## REQUIREMENT
Return each line that holds the word "assets".

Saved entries

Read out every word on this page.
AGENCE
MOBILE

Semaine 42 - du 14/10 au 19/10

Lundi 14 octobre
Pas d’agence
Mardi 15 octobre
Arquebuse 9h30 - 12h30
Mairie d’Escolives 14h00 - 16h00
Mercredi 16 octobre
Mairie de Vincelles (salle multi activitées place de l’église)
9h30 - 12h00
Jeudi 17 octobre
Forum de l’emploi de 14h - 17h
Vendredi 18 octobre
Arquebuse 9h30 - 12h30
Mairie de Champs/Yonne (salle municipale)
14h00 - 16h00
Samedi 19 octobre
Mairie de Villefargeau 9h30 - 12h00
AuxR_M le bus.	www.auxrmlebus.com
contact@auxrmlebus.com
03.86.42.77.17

---

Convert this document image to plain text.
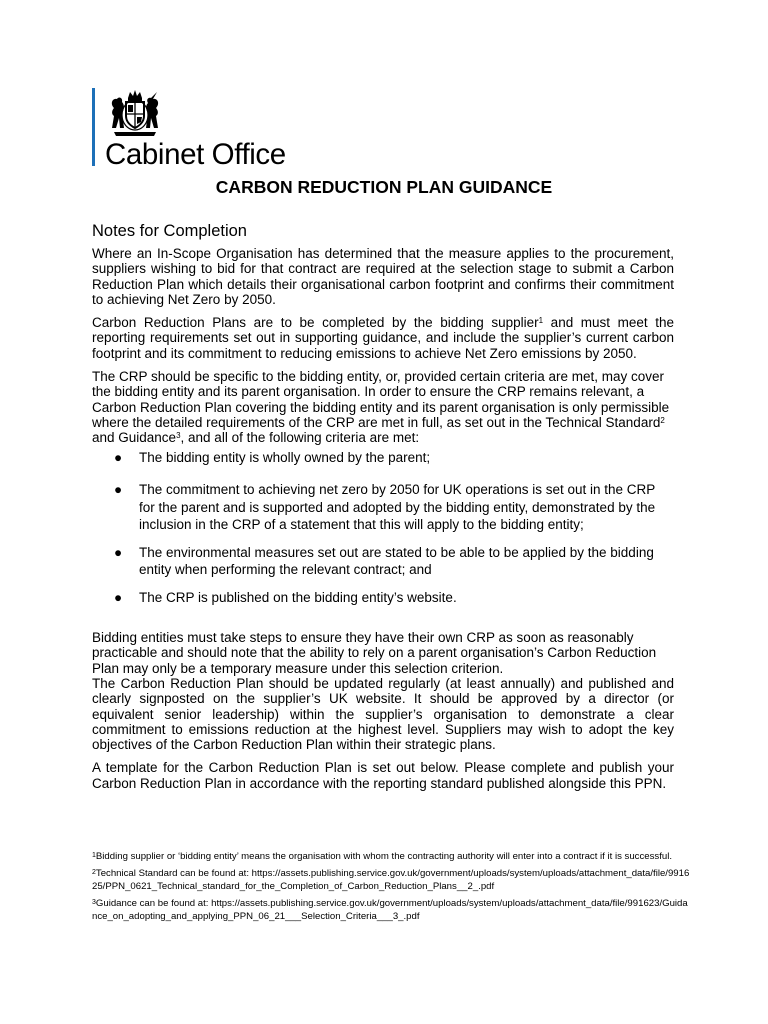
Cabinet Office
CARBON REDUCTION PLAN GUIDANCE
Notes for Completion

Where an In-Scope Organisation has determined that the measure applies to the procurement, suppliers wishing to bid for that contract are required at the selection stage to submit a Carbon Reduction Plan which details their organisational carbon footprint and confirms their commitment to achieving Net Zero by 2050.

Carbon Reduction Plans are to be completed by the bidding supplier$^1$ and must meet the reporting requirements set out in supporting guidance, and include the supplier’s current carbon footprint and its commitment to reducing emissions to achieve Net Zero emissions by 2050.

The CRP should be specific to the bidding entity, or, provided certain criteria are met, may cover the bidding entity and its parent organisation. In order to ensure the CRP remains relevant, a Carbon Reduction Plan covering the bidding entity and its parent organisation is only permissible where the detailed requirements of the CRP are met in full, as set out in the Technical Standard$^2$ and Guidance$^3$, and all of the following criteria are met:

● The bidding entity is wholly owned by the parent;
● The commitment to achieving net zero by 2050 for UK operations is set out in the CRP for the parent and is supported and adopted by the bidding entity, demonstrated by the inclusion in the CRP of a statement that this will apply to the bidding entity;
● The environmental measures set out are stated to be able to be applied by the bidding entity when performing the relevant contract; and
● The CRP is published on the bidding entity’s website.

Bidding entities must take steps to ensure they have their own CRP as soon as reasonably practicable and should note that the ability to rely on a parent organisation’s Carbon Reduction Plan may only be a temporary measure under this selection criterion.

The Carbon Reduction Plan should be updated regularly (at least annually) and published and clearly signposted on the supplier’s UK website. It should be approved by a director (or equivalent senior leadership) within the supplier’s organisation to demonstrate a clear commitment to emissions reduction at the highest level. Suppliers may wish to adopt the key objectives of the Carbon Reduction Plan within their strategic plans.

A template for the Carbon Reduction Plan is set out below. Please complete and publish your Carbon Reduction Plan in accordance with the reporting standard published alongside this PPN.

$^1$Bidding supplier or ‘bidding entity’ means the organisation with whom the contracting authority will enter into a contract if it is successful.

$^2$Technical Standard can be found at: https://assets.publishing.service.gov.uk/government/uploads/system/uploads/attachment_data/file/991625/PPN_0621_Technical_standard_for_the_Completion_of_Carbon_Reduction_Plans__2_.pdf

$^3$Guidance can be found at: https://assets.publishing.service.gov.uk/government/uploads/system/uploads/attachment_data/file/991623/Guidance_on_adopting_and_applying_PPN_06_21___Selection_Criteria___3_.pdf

## RESULT OF THIS EXERCISE
$^2$Technical Standard can be found at: https://assets.publishing.service.gov.uk/government/uploads/system/uploads/attachment_data/file/991625/PPN_0621_Technical_standard_for_the_Completion_of_Carbon_Reduction_Plans__2_.pdf
$^3$Guidance can be found at: https://assets.publishing.service.gov.uk/government/uploads/system/uploads/attachment_data/file/991623/Guidance_on_adopting_and_applying_PPN_06_21___Selection_Criteria___3_.pdf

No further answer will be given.